Aim of the task: Below are some records: retype them all exactly, but not the pictures.
— begin Records —
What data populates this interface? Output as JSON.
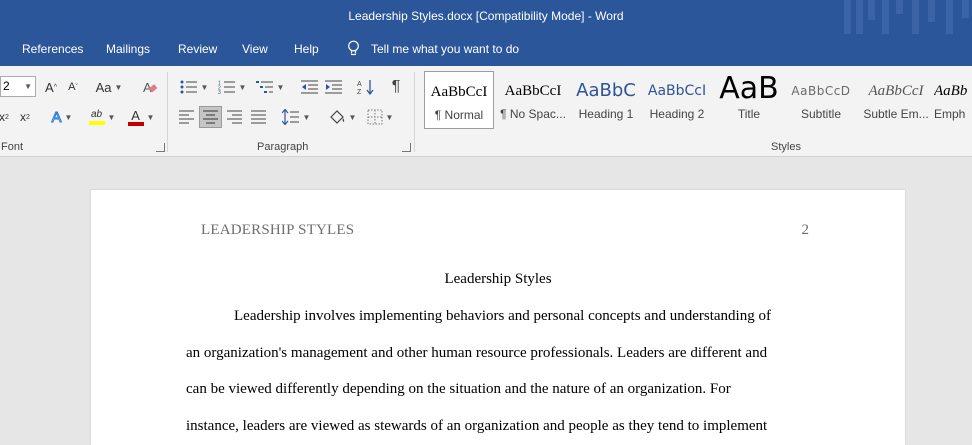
{
  "window": {
    "title": "Leadership Styles.docx  [Compatibility Mode]  -  Word"
  },
  "menu": {
    "tabs": [
      "References",
      "Mailings",
      "Review",
      "View",
      "Help"
    ],
    "tell_me": "Tell me what you want to do"
  },
  "ribbon": {
    "font_size_value": "2",
    "groups": {
      "font": "Font",
      "paragraph": "Paragraph",
      "styles": "Styles"
    },
    "font_buttons": {
      "case": "Aa",
      "grow": "A",
      "shrink": "A",
      "subscript": "x",
      "superscript": "x",
      "text_effects": "A",
      "highlight": "ab",
      "font_color": "A"
    },
    "highlight_color": "#ffff00",
    "font_color_bar": "#c00000",
    "pilcrow": "¶",
    "styles": [
      {
        "preview": "AaBbCcI",
        "name": "¶ Normal",
        "selected": true
      },
      {
        "preview": "AaBbCcI",
        "name": "¶ No Spac...",
        "selected": false
      },
      {
        "preview": "AaBbC",
        "name": "Heading 1",
        "selected": false
      },
      {
        "preview": "AaBbCcI",
        "name": "Heading 2",
        "selected": false
      },
      {
        "preview": "AaB",
        "name": "Title",
        "selected": false
      },
      {
        "preview": "AaBbCcD",
        "name": "Subtitle",
        "selected": false
      },
      {
        "preview": "AaBbCcI",
        "name": "Subtle Em...",
        "selected": false
      },
      {
        "preview": "AaBb",
        "name": "Emph",
        "selected": false
      }
    ]
  },
  "document": {
    "header_left": "LEADERSHIP STYLES",
    "header_right": "2",
    "title": "Leadership Styles",
    "lines": [
      "Leadership involves implementing behaviors and personal concepts and understanding of",
      "an organization's management and other human resource professionals. Leaders are different and",
      "can be viewed differently depending on the situation and the nature of an organization. For",
      "instance, leaders are viewed as stewards of an organization and people as they tend to implement"
    ]
  },
  "colors": {
    "accent": "#2b579a",
    "ribbon_bg": "#f3f3f3",
    "canvas_bg": "#e6e6e6"
  }
}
— end Records —
Answer to the task:
What data populates this interface? Output as JSON.
{
  "window": {
    "title": "Leadership Styles.docx  [Compatibility Mode]  -  Word"
  },
  "menu": {
    "tabs": [
      "References",
      "Mailings",
      "Review",
      "View",
      "Help"
    ],
    "tell_me": "Tell me what you want to do"
  },
  "ribbon": {
    "font_size_value": "2",
    "groups": {
      "font": "Font",
      "paragraph": "Paragraph",
      "styles": "Styles"
    },
    "font_buttons": {
      "case": "Aa",
      "grow": "A",
      "shrink": "A",
      "subscript": "x",
      "superscript": "x",
      "text_effects": "A",
      "highlight": "ab",
      "font_color": "A"
    },
    "highlight_color": "#ffff00",
    "font_color_bar": "#c00000",
    "pilcrow": "¶",
    "styles": [
      {
        "preview": "AaBbCcI",
        "name": "¶ Normal",
        "selected": true
      },
      {
        "preview": "AaBbCcI",
        "name": "¶ No Spac...",
        "selected": false
      },
      {
        "preview": "AaBbC",
        "name": "Heading 1",
        "selected": false
      },
      {
        "preview": "AaBbCcI",
        "name": "Heading 2",
        "selected": false
      },
      {
        "preview": "AaB",
        "name": "Title",
        "selected": false
      },
      {
        "preview": "AaBbCcD",
        "name": "Subtitle",
        "selected": false
      },
      {
        "preview": "AaBbCcI",
        "name": "Subtle Em...",
        "selected": false
      },
      {
        "preview": "AaBb",
        "name": "Emph",
        "selected": false
      }
    ]
  },
  "document": {
    "header_left": "LEADERSHIP STYLES",
    "header_right": "2",
    "title": "Leadership Styles",
    "lines": [
      "Leadership involves implementing behaviors and personal concepts and understanding of",
      "an organization's management and other human resource professionals. Leaders are different and",
      "can be viewed differently depending on the situation and the nature of an organization. For",
      "instance, leaders are viewed as stewards of an organization and people as they tend to implement"
    ]
  },
  "colors": {
    "accent": "#2b579a",
    "ribbon_bg": "#f3f3f3",
    "canvas_bg": "#e6e6e6"
  }
}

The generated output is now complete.